◆ **TO DO**
Look through the data for the string "marker". Copy every line where it is found.

◆ **THE DATA**
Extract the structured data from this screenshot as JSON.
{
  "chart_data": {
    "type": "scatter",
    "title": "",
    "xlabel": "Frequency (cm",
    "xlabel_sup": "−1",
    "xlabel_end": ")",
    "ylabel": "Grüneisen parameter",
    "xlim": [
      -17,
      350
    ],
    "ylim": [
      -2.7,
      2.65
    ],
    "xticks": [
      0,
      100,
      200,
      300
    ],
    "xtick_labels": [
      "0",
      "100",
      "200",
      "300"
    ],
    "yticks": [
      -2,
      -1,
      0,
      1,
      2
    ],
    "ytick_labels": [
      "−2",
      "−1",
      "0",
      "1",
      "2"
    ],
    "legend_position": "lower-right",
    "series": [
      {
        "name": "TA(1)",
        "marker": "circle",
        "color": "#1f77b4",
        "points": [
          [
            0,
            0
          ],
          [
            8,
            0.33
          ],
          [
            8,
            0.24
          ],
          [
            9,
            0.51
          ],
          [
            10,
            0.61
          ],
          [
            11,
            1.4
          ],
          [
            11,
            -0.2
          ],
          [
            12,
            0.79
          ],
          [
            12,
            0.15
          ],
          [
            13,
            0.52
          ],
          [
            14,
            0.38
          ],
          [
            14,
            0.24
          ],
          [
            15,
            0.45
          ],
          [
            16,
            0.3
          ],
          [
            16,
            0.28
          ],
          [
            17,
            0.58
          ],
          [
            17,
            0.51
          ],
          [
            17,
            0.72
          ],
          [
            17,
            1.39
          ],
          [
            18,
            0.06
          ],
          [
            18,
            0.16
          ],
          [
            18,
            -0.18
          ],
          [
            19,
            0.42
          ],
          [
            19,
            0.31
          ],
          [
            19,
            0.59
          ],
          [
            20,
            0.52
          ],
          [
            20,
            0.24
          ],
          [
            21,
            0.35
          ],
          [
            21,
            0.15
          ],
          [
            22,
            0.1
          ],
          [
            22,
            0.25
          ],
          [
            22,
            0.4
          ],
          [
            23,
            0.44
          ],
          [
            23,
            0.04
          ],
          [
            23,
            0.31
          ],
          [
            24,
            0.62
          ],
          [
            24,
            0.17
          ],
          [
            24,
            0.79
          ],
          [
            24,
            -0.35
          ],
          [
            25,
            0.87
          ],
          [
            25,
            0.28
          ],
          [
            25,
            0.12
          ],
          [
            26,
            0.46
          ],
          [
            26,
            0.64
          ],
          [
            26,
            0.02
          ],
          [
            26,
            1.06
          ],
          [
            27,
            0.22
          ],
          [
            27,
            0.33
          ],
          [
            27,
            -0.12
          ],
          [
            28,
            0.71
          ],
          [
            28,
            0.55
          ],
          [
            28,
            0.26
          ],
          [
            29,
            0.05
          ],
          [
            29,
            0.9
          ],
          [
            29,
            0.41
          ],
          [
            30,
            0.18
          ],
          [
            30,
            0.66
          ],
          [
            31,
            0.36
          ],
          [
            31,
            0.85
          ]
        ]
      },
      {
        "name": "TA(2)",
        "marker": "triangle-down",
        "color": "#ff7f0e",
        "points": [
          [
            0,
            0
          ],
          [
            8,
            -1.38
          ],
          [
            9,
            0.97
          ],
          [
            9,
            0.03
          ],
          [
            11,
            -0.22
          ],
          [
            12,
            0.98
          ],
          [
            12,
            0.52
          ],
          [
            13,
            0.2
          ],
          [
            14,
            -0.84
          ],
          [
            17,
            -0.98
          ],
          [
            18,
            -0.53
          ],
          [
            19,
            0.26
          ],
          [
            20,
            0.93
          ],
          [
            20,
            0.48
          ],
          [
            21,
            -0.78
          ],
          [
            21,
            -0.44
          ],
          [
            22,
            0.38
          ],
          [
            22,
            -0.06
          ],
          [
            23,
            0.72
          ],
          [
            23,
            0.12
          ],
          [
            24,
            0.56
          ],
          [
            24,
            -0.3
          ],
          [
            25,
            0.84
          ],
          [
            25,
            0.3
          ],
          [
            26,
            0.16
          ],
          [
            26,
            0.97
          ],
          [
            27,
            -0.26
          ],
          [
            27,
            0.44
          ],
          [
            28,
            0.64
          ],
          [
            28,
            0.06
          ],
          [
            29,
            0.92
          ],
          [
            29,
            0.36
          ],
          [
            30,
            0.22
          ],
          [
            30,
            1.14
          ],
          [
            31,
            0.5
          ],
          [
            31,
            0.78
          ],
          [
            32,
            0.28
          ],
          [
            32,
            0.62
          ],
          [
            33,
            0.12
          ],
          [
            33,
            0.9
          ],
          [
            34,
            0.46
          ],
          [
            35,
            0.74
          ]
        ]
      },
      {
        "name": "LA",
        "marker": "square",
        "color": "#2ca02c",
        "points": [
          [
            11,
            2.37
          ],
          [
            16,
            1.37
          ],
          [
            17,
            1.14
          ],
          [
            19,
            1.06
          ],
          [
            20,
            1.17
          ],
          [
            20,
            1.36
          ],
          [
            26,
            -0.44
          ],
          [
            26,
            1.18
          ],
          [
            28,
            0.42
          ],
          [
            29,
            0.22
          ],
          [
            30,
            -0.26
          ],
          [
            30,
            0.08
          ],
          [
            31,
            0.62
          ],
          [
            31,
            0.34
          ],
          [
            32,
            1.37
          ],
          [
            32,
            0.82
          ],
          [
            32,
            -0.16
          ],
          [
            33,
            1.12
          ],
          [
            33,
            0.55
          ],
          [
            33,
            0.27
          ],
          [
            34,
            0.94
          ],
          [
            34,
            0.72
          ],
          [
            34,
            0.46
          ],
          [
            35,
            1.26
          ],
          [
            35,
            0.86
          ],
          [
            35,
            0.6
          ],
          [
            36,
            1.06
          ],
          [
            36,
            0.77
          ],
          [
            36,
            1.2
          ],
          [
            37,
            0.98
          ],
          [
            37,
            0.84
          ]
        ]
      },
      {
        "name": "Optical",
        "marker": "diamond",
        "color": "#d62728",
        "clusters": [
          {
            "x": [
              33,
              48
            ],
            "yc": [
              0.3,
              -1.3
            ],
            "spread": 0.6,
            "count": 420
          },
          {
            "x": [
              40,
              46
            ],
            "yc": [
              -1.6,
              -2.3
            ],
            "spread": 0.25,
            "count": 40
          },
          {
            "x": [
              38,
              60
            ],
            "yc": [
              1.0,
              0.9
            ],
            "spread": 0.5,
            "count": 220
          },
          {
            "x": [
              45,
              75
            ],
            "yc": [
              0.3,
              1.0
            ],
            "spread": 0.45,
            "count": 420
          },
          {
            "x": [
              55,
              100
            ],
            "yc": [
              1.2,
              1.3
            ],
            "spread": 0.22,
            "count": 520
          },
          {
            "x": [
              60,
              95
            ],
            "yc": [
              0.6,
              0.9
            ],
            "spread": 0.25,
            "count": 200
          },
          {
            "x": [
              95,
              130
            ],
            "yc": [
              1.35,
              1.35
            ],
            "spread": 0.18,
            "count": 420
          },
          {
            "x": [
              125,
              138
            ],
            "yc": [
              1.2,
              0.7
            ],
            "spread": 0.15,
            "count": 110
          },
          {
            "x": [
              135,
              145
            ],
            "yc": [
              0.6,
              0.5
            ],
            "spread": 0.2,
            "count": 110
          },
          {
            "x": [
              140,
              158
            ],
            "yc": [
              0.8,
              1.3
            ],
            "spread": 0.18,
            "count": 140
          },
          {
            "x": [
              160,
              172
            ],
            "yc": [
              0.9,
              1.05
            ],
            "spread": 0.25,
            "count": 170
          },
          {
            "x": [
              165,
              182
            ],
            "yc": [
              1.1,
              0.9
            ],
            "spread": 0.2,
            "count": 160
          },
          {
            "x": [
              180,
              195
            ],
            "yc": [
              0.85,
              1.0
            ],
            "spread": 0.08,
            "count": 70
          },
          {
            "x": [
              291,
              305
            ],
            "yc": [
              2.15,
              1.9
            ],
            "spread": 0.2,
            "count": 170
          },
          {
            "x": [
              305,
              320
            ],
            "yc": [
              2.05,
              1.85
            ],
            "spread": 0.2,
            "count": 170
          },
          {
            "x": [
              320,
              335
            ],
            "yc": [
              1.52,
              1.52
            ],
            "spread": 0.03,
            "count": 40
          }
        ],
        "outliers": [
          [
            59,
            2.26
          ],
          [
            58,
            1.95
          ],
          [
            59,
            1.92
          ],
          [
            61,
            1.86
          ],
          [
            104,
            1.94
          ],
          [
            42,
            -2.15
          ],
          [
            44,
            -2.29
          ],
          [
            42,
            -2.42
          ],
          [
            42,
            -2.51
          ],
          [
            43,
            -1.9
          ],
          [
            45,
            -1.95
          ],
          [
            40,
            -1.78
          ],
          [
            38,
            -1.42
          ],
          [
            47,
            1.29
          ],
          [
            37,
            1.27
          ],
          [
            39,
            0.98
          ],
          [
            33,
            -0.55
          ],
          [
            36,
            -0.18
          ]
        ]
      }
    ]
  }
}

◆ **RESULT BELOW**
        "marker": "circle",
        "marker": "triangle-down",
        "marker": "square",
        "marker": "diamond",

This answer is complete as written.